● EXERCISE DETAILS
Return exactly the lines of the entries that start at the line containing "What does this" and continue to the last line. Omit the pictures.

_ _ _ _ _ _ _

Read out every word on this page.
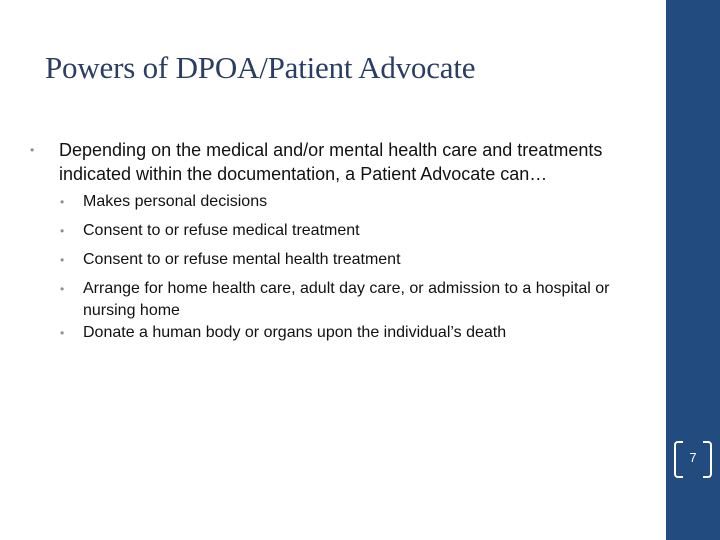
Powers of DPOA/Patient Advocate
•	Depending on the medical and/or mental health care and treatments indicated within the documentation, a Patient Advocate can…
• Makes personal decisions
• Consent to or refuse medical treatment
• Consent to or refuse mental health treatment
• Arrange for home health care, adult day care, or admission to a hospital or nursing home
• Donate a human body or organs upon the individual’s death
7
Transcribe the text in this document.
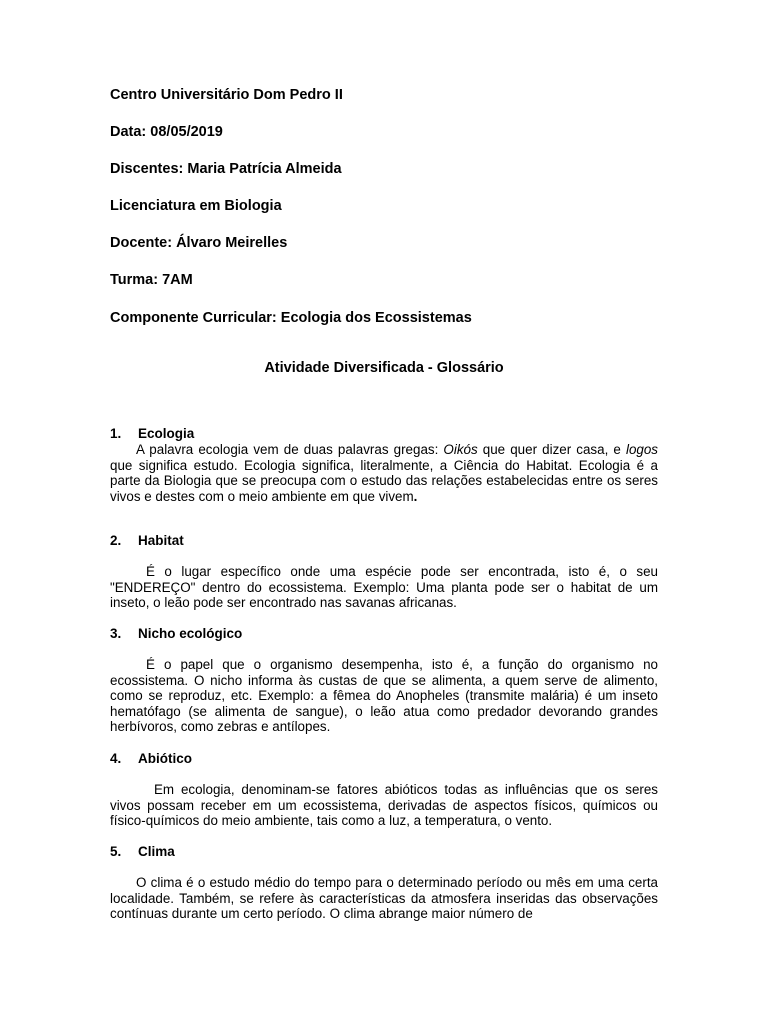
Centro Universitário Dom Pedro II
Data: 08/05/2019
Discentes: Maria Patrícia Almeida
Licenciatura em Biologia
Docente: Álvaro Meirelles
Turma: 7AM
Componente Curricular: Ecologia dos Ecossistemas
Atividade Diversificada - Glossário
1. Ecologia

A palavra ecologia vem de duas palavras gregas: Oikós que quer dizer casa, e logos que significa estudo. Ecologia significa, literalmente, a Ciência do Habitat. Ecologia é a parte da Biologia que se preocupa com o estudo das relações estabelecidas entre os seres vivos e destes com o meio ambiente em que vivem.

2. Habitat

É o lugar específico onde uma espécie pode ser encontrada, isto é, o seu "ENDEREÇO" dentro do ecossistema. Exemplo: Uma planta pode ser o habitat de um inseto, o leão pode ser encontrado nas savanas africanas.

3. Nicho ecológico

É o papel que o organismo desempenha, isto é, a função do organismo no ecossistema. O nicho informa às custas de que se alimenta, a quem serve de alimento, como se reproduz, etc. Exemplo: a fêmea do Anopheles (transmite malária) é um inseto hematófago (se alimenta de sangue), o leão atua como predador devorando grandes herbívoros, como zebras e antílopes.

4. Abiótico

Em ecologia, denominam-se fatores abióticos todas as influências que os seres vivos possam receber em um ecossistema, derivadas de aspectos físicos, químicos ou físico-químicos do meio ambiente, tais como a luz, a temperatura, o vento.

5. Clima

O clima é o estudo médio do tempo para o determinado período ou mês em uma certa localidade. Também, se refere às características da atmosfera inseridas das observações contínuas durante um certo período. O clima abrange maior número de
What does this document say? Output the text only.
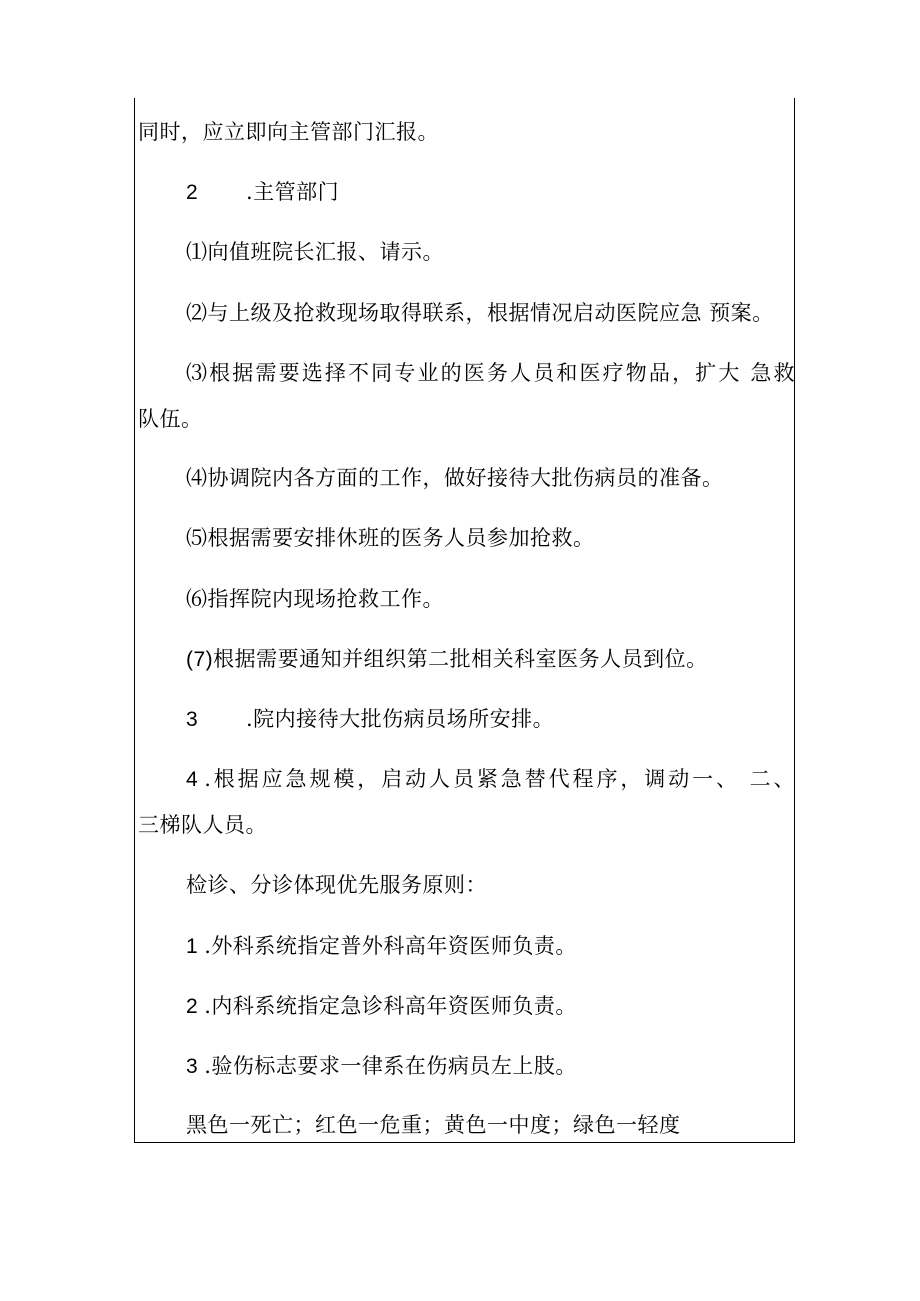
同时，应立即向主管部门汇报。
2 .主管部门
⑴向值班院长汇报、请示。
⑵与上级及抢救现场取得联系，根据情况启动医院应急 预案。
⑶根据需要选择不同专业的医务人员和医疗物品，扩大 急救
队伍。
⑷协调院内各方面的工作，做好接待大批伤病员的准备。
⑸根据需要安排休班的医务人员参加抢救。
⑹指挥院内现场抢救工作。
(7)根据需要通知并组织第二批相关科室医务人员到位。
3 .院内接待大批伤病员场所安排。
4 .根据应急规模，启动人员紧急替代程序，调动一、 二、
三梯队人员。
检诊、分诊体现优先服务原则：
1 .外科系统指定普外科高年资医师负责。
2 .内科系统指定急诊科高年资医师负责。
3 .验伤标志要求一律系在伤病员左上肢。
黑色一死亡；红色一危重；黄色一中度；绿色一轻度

_ _ _ _ _ _ _

● ANSWER TO THE EXERCISE
What does this document say? Output the text only.
同时，应立即向主管部门汇报。
2 .主管部门
⑴向值班院长汇报、请示。
⑵与上级及抢救现场取得联系，根据情况启动医院应急 预案。
⑶根据需要选择不同专业的医务人员和医疗物品，扩大 急救
队伍。
⑷协调院内各方面的工作，做好接待大批伤病员的准备。
⑸根据需要安排休班的医务人员参加抢救。
⑹指挥院内现场抢救工作。
(7)根据需要通知并组织第二批相关科室医务人员到位。
3 .院内接待大批伤病员场所安排。
4 .根据应急规模，启动人员紧急替代程序，调动一、 二、
三梯队人员。
检诊、分诊体现优先服务原则：
1 .外科系统指定普外科高年资医师负责。
2 .内科系统指定急诊科高年资医师负责。
3 .验伤标志要求一律系在伤病员左上肢。
黑色一死亡；红色一危重；黄色一中度；绿色一轻度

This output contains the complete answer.